• [TO BE DONE] Retype each of the items below line for line, without any change, and omit the pictures from your answer.
---- MATERIAL FOR THE TASK
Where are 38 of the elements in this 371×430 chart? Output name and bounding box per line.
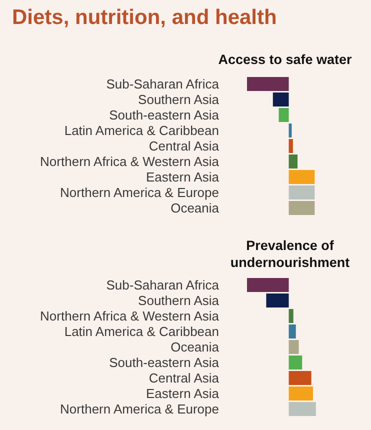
y-tick-label: Northern Africa & Western Asia (40, 154, 220, 169)
bar (288, 170, 315, 184)
y-tick-label: South-eastern Asia (109, 107, 220, 122)
y-tick-label: Southern Asia (138, 292, 220, 308)
y-tick-label: Northern Africa & Western Asia (40, 308, 220, 324)
chart-subtitle: Access to safe water (217, 51, 353, 68)
y-tick-label: Eastern Asia (146, 169, 220, 184)
y-tick-label: Eastern Asia (146, 386, 220, 401)
chart-title: Diets, nutrition, and health (12, 6, 277, 30)
bar (288, 186, 315, 200)
y-tick-label: Latin America & Caribbean (64, 324, 219, 339)
chart-subtitle: Prevalence of undernourishment (229, 237, 351, 271)
bar (272, 92, 289, 106)
bar (288, 356, 302, 370)
bar (288, 139, 293, 153)
bar (288, 154, 298, 168)
y-tick-label: Central Asia (148, 370, 220, 386)
y-tick-label: Sub-Saharan Africa (106, 76, 220, 92)
y-tick-label: Northern America & Europe (60, 184, 219, 200)
bar (247, 278, 289, 292)
y-tick-label: Oceania (170, 200, 220, 216)
bar (266, 294, 289, 308)
bar (288, 402, 316, 416)
bar (288, 386, 313, 400)
y-tick-label: Southern Asia (138, 92, 220, 107)
bar (288, 309, 294, 323)
y-tick-label: Sub-Saharan Africa (106, 277, 220, 292)
bar (247, 77, 289, 91)
y-tick-label: South-eastern Asia (109, 354, 220, 370)
bar (288, 340, 299, 354)
y-tick-label: Northern America & Europe (60, 401, 219, 416)
bar (288, 201, 315, 215)
bar (288, 371, 312, 385)
bar (278, 108, 289, 122)
bar (288, 324, 296, 338)
y-tick-label: Central Asia (148, 138, 220, 154)
y-tick-label: Latin America & Caribbean (64, 122, 219, 138)
y-tick-label: Oceania (170, 339, 220, 354)
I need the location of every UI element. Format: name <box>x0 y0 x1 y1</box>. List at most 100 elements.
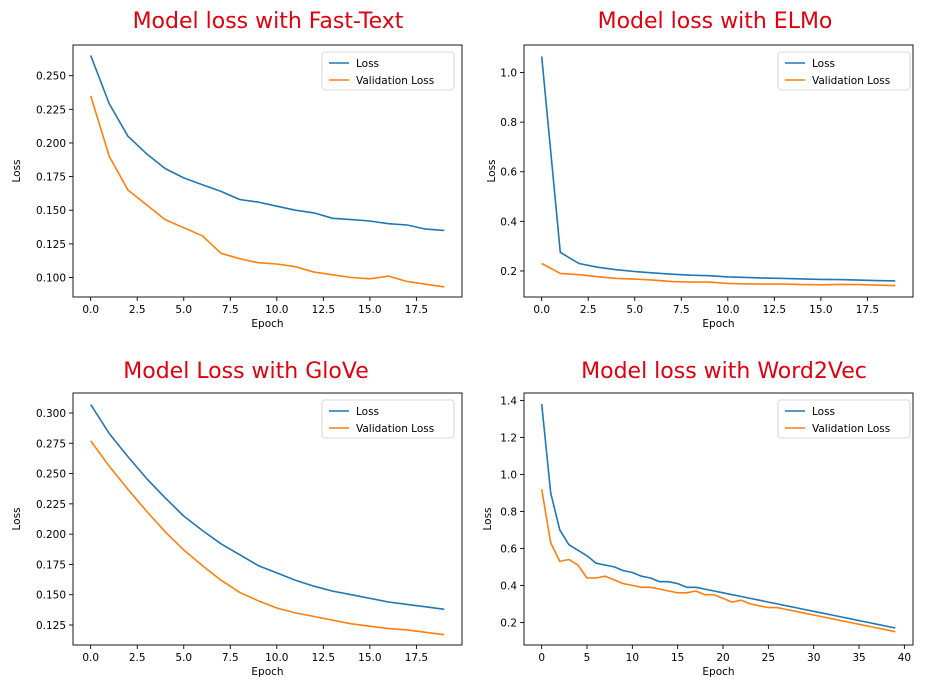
y-tick-label: 0.200 <box>36 529 66 541</box>
y-tick-label: 0.100 <box>36 272 66 284</box>
subplot-3: Model Loss with GloVe 0.0 2.5 5.0 7.5 10.0 12.… <box>11 359 463 678</box>
y-tick-label: 0.4 <box>500 216 517 228</box>
series-line-loss <box>540 56 896 282</box>
x-tick-label: 15 <box>671 652 684 664</box>
chart-title: Model Loss with GloVe <box>123 359 368 384</box>
legend-box <box>321 51 455 91</box>
y-tick-label: 0.6 <box>500 543 517 555</box>
x-tick-label: 5.0 <box>175 652 192 664</box>
series-line-validation-loss <box>540 489 896 633</box>
x-tick-label: 0.0 <box>82 652 99 664</box>
x-tick-label: 2.5 <box>129 304 146 316</box>
axes-frame <box>72 392 463 646</box>
legend-box <box>777 51 911 91</box>
y-tick-label: 0.225 <box>36 104 66 116</box>
series-line-loss <box>540 404 896 629</box>
x-tick-label: 40 <box>898 652 911 664</box>
series-line-loss <box>89 55 445 232</box>
subplot-4: Model loss with Word2Vec 0 5 10 15 20 25 30 35 40… <box>482 359 914 678</box>
legend: Loss Validation Loss <box>321 399 455 439</box>
y-tick-label: 0.6 <box>500 167 517 179</box>
x-tick-label: 5 <box>584 652 591 664</box>
y-tick-label: 0.225 <box>36 499 66 511</box>
series-line-validation-loss <box>541 262 896 287</box>
x-axis-label: Epoch <box>251 666 283 678</box>
series-line-validation-loss <box>90 440 445 636</box>
x-tick-label: 30 <box>807 652 820 664</box>
legend: Loss Validation Loss <box>321 51 455 91</box>
y-tick-label: 1.4 <box>500 395 517 407</box>
chart-title: Model loss with Word2Vec <box>581 359 867 384</box>
chart-title: Model loss with Fast-Text <box>133 9 404 34</box>
y-axis-label: Loss <box>11 507 23 530</box>
chart-title: Model loss with ELMo <box>598 9 833 34</box>
x-tick-label: 5.0 <box>626 304 643 316</box>
y-tick-label: 0.175 <box>36 559 66 571</box>
y-tick-label: 0.125 <box>36 620 66 632</box>
x-tick-label: 2.5 <box>580 304 597 316</box>
y-tick-label: 0.300 <box>36 408 66 420</box>
axes-frame <box>72 44 463 298</box>
x-tick-label: 12.5 <box>763 304 786 316</box>
series-line-loss <box>90 404 445 611</box>
x-tick-label: 15.0 <box>358 304 381 316</box>
series-line-validation-loss <box>89 95 445 288</box>
y-tick-label: 1.0 <box>500 469 517 481</box>
legend-label: Loss <box>356 406 379 418</box>
x-tick-label: 12.5 <box>312 652 335 664</box>
subplot-2: Model loss with ELMo 0.0 2.5 5.0 7.5 10.0 12.5… <box>486 9 914 330</box>
y-tick-label: 0.8 <box>500 117 517 129</box>
x-tick-label: 10 <box>626 652 639 664</box>
x-tick-label: 17.5 <box>856 304 879 316</box>
axes-frame <box>523 44 914 298</box>
legend-label: Validation Loss <box>812 423 890 435</box>
x-tick-label: 12.5 <box>312 304 335 316</box>
x-tick-label: 10.0 <box>265 304 288 316</box>
y-axis-label: Loss <box>482 507 494 530</box>
legend-label: Validation Loss <box>356 423 434 435</box>
x-tick-label: 15.0 <box>809 304 832 316</box>
y-tick-label: 0.8 <box>500 506 517 518</box>
y-tick-label: 0.125 <box>36 239 66 251</box>
y-tick-label: 0.150 <box>36 205 66 217</box>
x-tick-label: 17.5 <box>405 652 428 664</box>
legend-label: Validation Loss <box>356 75 434 87</box>
y-tick-label: 0.250 <box>36 71 66 83</box>
x-axis-label: Epoch <box>251 318 283 330</box>
legend-box <box>777 399 911 439</box>
x-tick-label: 5.0 <box>175 304 192 316</box>
y-tick-label: 1.2 <box>500 432 517 444</box>
x-tick-label: 2.5 <box>129 652 146 664</box>
x-tick-label: 25 <box>762 652 775 664</box>
legend-box <box>321 399 455 439</box>
x-tick-label: 15.0 <box>358 652 381 664</box>
x-tick-label: 0 <box>538 652 545 664</box>
x-tick-label: 7.5 <box>673 304 690 316</box>
y-tick-label: 0.250 <box>36 469 66 481</box>
axes-frame <box>523 392 914 646</box>
y-tick-label: 0.2 <box>500 617 517 629</box>
legend-label: Loss <box>812 58 835 70</box>
x-tick-label: 0.0 <box>82 304 99 316</box>
x-axis-label: Epoch <box>702 666 734 678</box>
y-axis-label: Loss <box>486 159 498 182</box>
x-tick-label: 0.0 <box>533 304 550 316</box>
legend-label: Validation Loss <box>812 75 890 87</box>
y-tick-label: 0.200 <box>36 138 66 150</box>
y-axis-label: Loss <box>11 159 23 182</box>
y-tick-label: 1.0 <box>500 68 517 80</box>
subplot-1: Model loss with Fast-Text 0.0 2.5 5.0 7.5 10.… <box>11 9 463 330</box>
legend-label: Loss <box>812 406 835 418</box>
y-tick-label: 0.4 <box>500 580 517 592</box>
y-tick-label: 0.275 <box>36 438 66 450</box>
x-tick-label: 7.5 <box>222 652 239 664</box>
legend: Loss Validation Loss <box>777 399 911 439</box>
x-axis-label: Epoch <box>702 318 734 330</box>
y-tick-label: 0.150 <box>36 590 66 602</box>
x-tick-label: 35 <box>852 652 865 664</box>
legend: Loss Validation Loss <box>777 51 911 91</box>
y-tick-label: 0.175 <box>36 172 66 184</box>
x-tick-label: 17.5 <box>405 304 428 316</box>
x-tick-label: 10.0 <box>265 652 288 664</box>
--------
• [OUTPUT OF THE TASK]
Where are 38 of the elements in this 371×430 chart? Output name and bounding box per line.
y-tick-label: Northern Africa & Western Asia (40, 154, 220, 169)
bar (288, 170, 315, 184)
y-tick-label: South-eastern Asia (109, 107, 220, 122)
y-tick-label: Southern Asia (138, 292, 220, 308)
y-tick-label: Northern Africa & Western Asia (40, 308, 220, 324)
chart-subtitle: Access to safe water (217, 51, 353, 68)
y-tick-label: Eastern Asia (146, 169, 220, 184)
y-tick-label: Eastern Asia (146, 386, 220, 401)
chart-title: Diets, nutrition, and health (12, 6, 277, 30)
bar (288, 186, 315, 200)
y-tick-label: Latin America & Caribbean (64, 324, 219, 339)
chart-subtitle: Prevalence of undernourishment (229, 237, 351, 271)
bar (272, 92, 289, 106)
bar (288, 356, 302, 370)
bar (288, 139, 293, 153)
bar (288, 154, 298, 168)
y-tick-label: Central Asia (148, 370, 220, 386)
y-tick-label: Sub-Saharan Africa (106, 76, 220, 92)
y-tick-label: Northern America & Europe (60, 184, 219, 200)
bar (247, 278, 289, 292)
y-tick-label: Oceania (170, 200, 220, 216)
bar (266, 294, 289, 308)
bar (288, 402, 316, 416)
bar (288, 386, 313, 400)
y-tick-label: Southern Asia (138, 92, 220, 107)
bar (288, 309, 294, 323)
y-tick-label: Sub-Saharan Africa (106, 277, 220, 292)
bar (247, 77, 289, 91)
y-tick-label: South-eastern Asia (109, 354, 220, 370)
bar (288, 340, 299, 354)
y-tick-label: Northern America & Europe (60, 401, 219, 416)
bar (288, 201, 315, 215)
bar (288, 371, 312, 385)
bar (278, 108, 289, 122)
bar (288, 324, 296, 338)
y-tick-label: Central Asia (148, 138, 220, 154)
y-tick-label: Latin America & Caribbean (64, 122, 219, 138)
y-tick-label: Oceania (170, 339, 220, 354)
I need the location of every UI element. Format: name <box>x0 y0 x1 y1</box>. List at most 100 elements.
y-tick-label: 0.200 <box>36 529 66 541</box>
y-tick-label: 0.100 <box>36 272 66 284</box>
subplot-3: Model Loss with GloVe 0.0 2.5 5.0 7.5 10.0 12.… <box>11 359 463 678</box>
y-tick-label: 0.4 <box>500 216 517 228</box>
series-line-loss <box>540 56 896 282</box>
x-tick-label: 15 <box>671 652 684 664</box>
chart-title: Model Loss with GloVe <box>123 359 368 384</box>
legend-box <box>321 51 455 91</box>
y-tick-label: 0.6 <box>500 543 517 555</box>
x-tick-label: 5.0 <box>175 652 192 664</box>
series-line-validation-loss <box>540 489 896 633</box>
x-tick-label: 0.0 <box>82 652 99 664</box>
x-tick-label: 2.5 <box>129 304 146 316</box>
axes-frame <box>72 392 463 646</box>
legend-box <box>777 51 911 91</box>
y-tick-label: 0.225 <box>36 104 66 116</box>
series-line-loss <box>540 404 896 629</box>
x-tick-label: 40 <box>898 652 911 664</box>
series-line-loss <box>89 55 445 232</box>
subplot-4: Model loss with Word2Vec 0 5 10 15 20 25 30 35 40… <box>482 359 914 678</box>
legend: Loss Validation Loss <box>321 399 455 439</box>
y-tick-label: 0.6 <box>500 167 517 179</box>
x-tick-label: 5 <box>584 652 591 664</box>
y-tick-label: 0.225 <box>36 499 66 511</box>
series-line-validation-loss <box>541 262 896 287</box>
x-axis-label: Epoch <box>251 666 283 678</box>
series-line-validation-loss <box>90 440 445 636</box>
x-tick-label: 30 <box>807 652 820 664</box>
legend: Loss Validation Loss <box>321 51 455 91</box>
y-tick-label: 1.4 <box>500 395 517 407</box>
chart-title: Model loss with Word2Vec <box>581 359 867 384</box>
chart-title: Model loss with Fast-Text <box>133 9 404 34</box>
y-axis-label: Loss <box>11 507 23 530</box>
chart-title: Model loss with ELMo <box>598 9 833 34</box>
x-tick-label: 5.0 <box>626 304 643 316</box>
y-tick-label: 0.175 <box>36 559 66 571</box>
y-tick-label: 0.125 <box>36 620 66 632</box>
x-tick-label: 2.5 <box>580 304 597 316</box>
y-tick-label: 0.300 <box>36 408 66 420</box>
axes-frame <box>72 44 463 298</box>
x-tick-label: 12.5 <box>763 304 786 316</box>
series-line-loss <box>90 404 445 611</box>
x-tick-label: 15.0 <box>358 304 381 316</box>
series-line-validation-loss <box>89 95 445 288</box>
y-tick-label: 1.0 <box>500 469 517 481</box>
legend-label: Loss <box>356 406 379 418</box>
x-tick-label: 12.5 <box>312 652 335 664</box>
subplot-2: Model loss with ELMo 0.0 2.5 5.0 7.5 10.0 12.5… <box>486 9 914 330</box>
y-tick-label: 0.8 <box>500 117 517 129</box>
x-tick-label: 10 <box>626 652 639 664</box>
x-tick-label: 17.5 <box>856 304 879 316</box>
axes-frame <box>523 44 914 298</box>
legend-label: Validation Loss <box>812 423 890 435</box>
x-tick-label: 12.5 <box>312 304 335 316</box>
x-tick-label: 10.0 <box>265 304 288 316</box>
y-axis-label: Loss <box>482 507 494 530</box>
legend-label: Validation Loss <box>356 423 434 435</box>
x-tick-label: 15.0 <box>809 304 832 316</box>
y-tick-label: 0.8 <box>500 506 517 518</box>
y-tick-label: 0.125 <box>36 239 66 251</box>
y-tick-label: 0.150 <box>36 205 66 217</box>
x-tick-label: 17.5 <box>405 652 428 664</box>
legend-label: Validation Loss <box>356 75 434 87</box>
y-tick-label: 0.250 <box>36 71 66 83</box>
x-axis-label: Epoch <box>251 318 283 330</box>
legend-box <box>777 399 911 439</box>
x-tick-label: 5.0 <box>175 304 192 316</box>
y-tick-label: 1.2 <box>500 432 517 444</box>
x-tick-label: 2.5 <box>129 652 146 664</box>
x-tick-label: 25 <box>762 652 775 664</box>
legend-box <box>321 399 455 439</box>
x-tick-label: 15.0 <box>358 652 381 664</box>
x-tick-label: 0 <box>538 652 545 664</box>
x-tick-label: 7.5 <box>673 304 690 316</box>
y-tick-label: 0.250 <box>36 469 66 481</box>
axes-frame <box>523 392 914 646</box>
y-tick-label: 0.2 <box>500 617 517 629</box>
legend-label: Loss <box>812 58 835 70</box>
x-tick-label: 0.0 <box>82 304 99 316</box>
x-axis-label: Epoch <box>702 666 734 678</box>
y-axis-label: Loss <box>486 159 498 182</box>
x-tick-label: 0.0 <box>533 304 550 316</box>
legend-label: Validation Loss <box>812 75 890 87</box>
y-tick-label: 0.200 <box>36 138 66 150</box>
y-axis-label: Loss <box>11 159 23 182</box>
y-tick-label: 1.0 <box>500 68 517 80</box>
subplot-1: Model loss with Fast-Text 0.0 2.5 5.0 7.5 10.… <box>11 9 463 330</box>
legend-label: Loss <box>812 406 835 418</box>
y-tick-label: 0.4 <box>500 580 517 592</box>
y-tick-label: 0.275 <box>36 438 66 450</box>
x-tick-label: 7.5 <box>222 652 239 664</box>
legend: Loss Validation Loss <box>777 399 911 439</box>
x-axis-label: Epoch <box>702 318 734 330</box>
y-tick-label: 0.150 <box>36 590 66 602</box>
x-tick-label: 35 <box>852 652 865 664</box>
legend: Loss Validation Loss <box>777 51 911 91</box>
y-tick-label: 0.175 <box>36 172 66 184</box>
x-tick-label: 17.5 <box>405 304 428 316</box>
x-tick-label: 10.0 <box>265 652 288 664</box>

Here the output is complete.